*EXERCISE*
Check each line of the records below for the string "JSON", then state how many lines contain it, with no other output.

*DATA PROVIDED*
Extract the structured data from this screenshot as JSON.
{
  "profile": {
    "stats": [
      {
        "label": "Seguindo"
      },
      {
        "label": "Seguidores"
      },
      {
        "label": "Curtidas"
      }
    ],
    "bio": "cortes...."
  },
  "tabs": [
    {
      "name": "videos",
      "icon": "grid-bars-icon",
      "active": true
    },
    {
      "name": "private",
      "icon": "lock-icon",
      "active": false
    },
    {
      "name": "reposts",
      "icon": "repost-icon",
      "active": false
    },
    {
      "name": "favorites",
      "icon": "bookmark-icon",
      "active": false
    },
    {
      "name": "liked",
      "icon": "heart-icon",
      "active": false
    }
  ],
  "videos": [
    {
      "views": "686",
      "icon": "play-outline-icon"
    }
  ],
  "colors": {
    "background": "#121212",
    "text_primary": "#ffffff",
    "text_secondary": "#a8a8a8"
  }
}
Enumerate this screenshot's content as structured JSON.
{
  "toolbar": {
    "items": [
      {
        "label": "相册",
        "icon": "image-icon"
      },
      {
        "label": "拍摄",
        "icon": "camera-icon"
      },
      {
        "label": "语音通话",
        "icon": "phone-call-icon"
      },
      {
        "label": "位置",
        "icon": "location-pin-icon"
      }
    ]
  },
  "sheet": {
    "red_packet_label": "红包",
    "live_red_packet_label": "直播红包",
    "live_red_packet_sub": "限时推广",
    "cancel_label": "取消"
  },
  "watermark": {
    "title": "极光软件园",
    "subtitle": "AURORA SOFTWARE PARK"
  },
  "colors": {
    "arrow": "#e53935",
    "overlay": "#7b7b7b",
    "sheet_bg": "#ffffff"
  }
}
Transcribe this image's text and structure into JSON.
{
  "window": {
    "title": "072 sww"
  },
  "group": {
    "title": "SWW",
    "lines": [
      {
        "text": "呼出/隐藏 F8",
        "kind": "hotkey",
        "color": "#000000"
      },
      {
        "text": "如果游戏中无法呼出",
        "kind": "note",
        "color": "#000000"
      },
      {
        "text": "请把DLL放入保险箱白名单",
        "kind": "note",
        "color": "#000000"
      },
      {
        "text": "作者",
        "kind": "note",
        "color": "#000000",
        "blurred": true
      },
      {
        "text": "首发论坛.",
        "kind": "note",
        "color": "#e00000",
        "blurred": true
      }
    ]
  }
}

*EXERCISE RESULT*
3